◆ SHORT PROBLEM
Quote, verbatim, all material below, without pictures.

◆ THE DATA
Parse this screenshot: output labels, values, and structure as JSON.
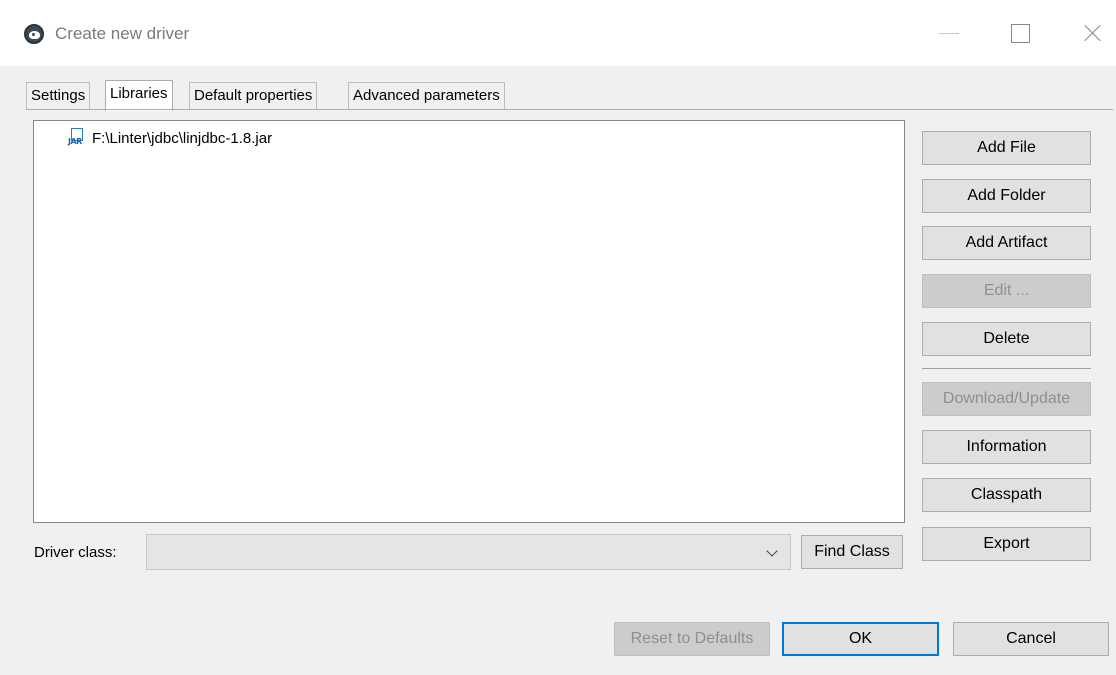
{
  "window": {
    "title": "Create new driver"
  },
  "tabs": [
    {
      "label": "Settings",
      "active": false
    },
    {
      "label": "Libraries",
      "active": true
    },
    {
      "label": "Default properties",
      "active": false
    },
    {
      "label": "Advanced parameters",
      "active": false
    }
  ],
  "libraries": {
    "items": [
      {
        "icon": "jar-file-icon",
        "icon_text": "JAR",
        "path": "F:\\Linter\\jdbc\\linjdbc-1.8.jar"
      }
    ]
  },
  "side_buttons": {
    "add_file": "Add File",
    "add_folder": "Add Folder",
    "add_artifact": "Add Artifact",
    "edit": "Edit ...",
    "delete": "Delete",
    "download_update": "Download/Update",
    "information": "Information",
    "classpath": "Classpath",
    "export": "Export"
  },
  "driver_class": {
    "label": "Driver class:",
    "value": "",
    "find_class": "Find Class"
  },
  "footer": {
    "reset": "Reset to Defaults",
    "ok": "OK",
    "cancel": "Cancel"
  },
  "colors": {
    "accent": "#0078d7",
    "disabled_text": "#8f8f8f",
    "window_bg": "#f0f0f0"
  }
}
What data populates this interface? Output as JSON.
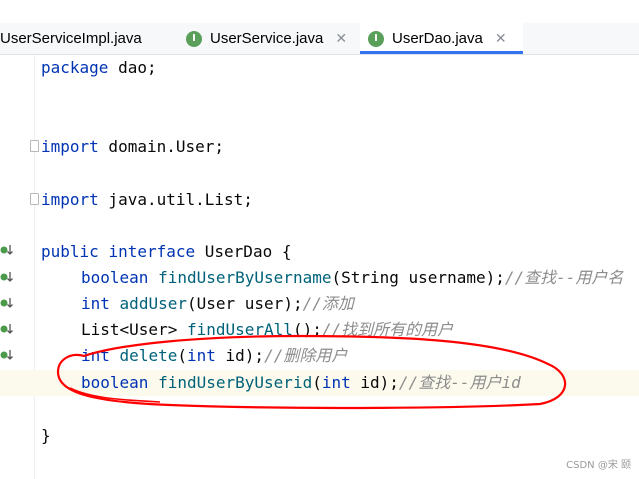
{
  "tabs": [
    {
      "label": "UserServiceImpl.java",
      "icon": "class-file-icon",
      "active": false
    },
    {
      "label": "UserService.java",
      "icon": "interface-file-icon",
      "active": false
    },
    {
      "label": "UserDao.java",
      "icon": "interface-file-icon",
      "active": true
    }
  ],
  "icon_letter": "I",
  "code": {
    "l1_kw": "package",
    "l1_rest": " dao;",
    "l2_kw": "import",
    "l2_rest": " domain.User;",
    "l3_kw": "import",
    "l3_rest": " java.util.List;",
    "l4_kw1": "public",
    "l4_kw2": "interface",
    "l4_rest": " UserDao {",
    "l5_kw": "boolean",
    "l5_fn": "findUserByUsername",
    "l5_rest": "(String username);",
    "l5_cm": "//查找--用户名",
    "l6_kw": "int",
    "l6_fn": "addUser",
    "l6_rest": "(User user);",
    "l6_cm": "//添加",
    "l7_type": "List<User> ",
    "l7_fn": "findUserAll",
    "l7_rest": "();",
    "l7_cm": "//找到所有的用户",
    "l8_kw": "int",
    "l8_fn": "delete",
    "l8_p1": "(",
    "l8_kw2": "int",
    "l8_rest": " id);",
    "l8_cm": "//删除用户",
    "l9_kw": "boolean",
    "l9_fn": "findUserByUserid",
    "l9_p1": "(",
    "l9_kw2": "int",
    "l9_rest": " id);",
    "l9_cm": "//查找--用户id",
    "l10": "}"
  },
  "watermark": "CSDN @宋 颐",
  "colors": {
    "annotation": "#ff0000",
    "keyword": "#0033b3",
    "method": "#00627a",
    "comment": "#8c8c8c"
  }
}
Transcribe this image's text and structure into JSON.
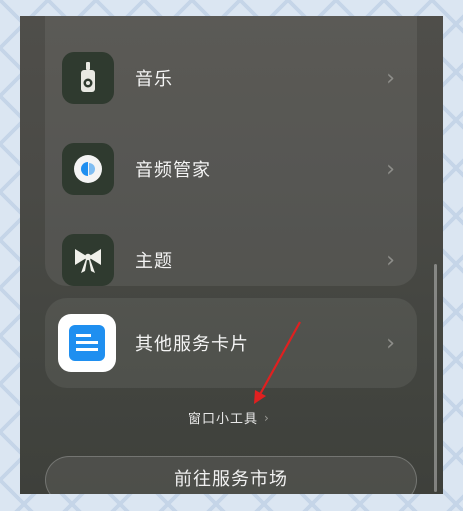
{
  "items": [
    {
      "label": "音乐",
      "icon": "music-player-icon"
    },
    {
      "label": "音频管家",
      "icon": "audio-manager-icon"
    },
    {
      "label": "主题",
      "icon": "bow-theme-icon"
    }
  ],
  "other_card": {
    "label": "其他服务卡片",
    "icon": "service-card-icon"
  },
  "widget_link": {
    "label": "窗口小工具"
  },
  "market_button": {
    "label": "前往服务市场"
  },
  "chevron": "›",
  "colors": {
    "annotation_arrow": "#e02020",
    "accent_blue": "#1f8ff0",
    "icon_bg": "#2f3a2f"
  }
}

◆ EXERCISE RESPONSE
Parse this screenshot: output labels, values, and structure as JSON.
{
  "window": {
    "title": "Create new driver"
  },
  "tabs": [
    {
      "label": "Settings",
      "active": false
    },
    {
      "label": "Libraries",
      "active": true
    },
    {
      "label": "Default properties",
      "active": false
    },
    {
      "label": "Advanced parameters",
      "active": false
    }
  ],
  "libraries": {
    "items": [
      {
        "icon": "jar-file-icon",
        "icon_text": "JAR",
        "path": "F:\\Linter\\jdbc\\linjdbc-1.8.jar"
      }
    ]
  },
  "side_buttons": {
    "add_file": "Add File",
    "add_folder": "Add Folder",
    "add_artifact": "Add Artifact",
    "edit": "Edit ...",
    "delete": "Delete",
    "download_update": "Download/Update",
    "information": "Information",
    "classpath": "Classpath",
    "export": "Export"
  },
  "driver_class": {
    "label": "Driver class:",
    "value": "",
    "find_class": "Find Class"
  },
  "footer": {
    "reset": "Reset to Defaults",
    "ok": "OK",
    "cancel": "Cancel"
  },
  "colors": {
    "accent": "#0078d7",
    "disabled_text": "#8f8f8f",
    "window_bg": "#f0f0f0"
  }
}
What data populates this interface? Output as JSON.
{
  "tabs": [
    {
      "label": "UserServiceImpl.java",
      "icon": "class-file-icon",
      "active": false
    },
    {
      "label": "UserService.java",
      "icon": "interface-file-icon",
      "active": false
    },
    {
      "label": "UserDao.java",
      "icon": "interface-file-icon",
      "active": true
    }
  ],
  "icon_letter": "I",
  "code": {
    "l1_kw": "package",
    "l1_rest": " dao;",
    "l2_kw": "import",
    "l2_rest": " domain.User;",
    "l3_kw": "import",
    "l3_rest": " java.util.List;",
    "l4_kw1": "public",
    "l4_kw2": "interface",
    "l4_rest": " UserDao {",
    "l5_kw": "boolean",
    "l5_fn": "findUserByUsername",
    "l5_rest": "(String username);",
    "l5_cm": "//查找--用户名",
    "l6_kw": "int",
    "l6_fn": "addUser",
    "l6_rest": "(User user);",
    "l6_cm": "//添加",
    "l7_type": "List<User> ",
    "l7_fn": "findUserAll",
    "l7_rest": "();",
    "l7_cm": "//找到所有的用户",
    "l8_kw": "int",
    "l8_fn": "delete",
    "l8_p1": "(",
    "l8_kw2": "int",
    "l8_rest": " id);",
    "l8_cm": "//删除用户",
    "l9_kw": "boolean",
    "l9_fn": "findUserByUserid",
    "l9_p1": "(",
    "l9_kw2": "int",
    "l9_rest": " id);",
    "l9_cm": "//查找--用户id",
    "l10": "}"
  },
  "watermark": "CSDN @宋 颐",
  "colors": {
    "annotation": "#ff0000",
    "keyword": "#0033b3",
    "method": "#00627a",
    "comment": "#8c8c8c"
  }
}
Transcribe this image's text and structure into JSON.
{
  "items": [
    {
      "label": "音乐",
      "icon": "music-player-icon"
    },
    {
      "label": "音频管家",
      "icon": "audio-manager-icon"
    },
    {
      "label": "主题",
      "icon": "bow-theme-icon"
    }
  ],
  "other_card": {
    "label": "其他服务卡片",
    "icon": "service-card-icon"
  },
  "widget_link": {
    "label": "窗口小工具"
  },
  "market_button": {
    "label": "前往服务市场"
  },
  "chevron": "›",
  "colors": {
    "annotation_arrow": "#e02020",
    "accent_blue": "#1f8ff0",
    "icon_bg": "#2f3a2f"
  }
}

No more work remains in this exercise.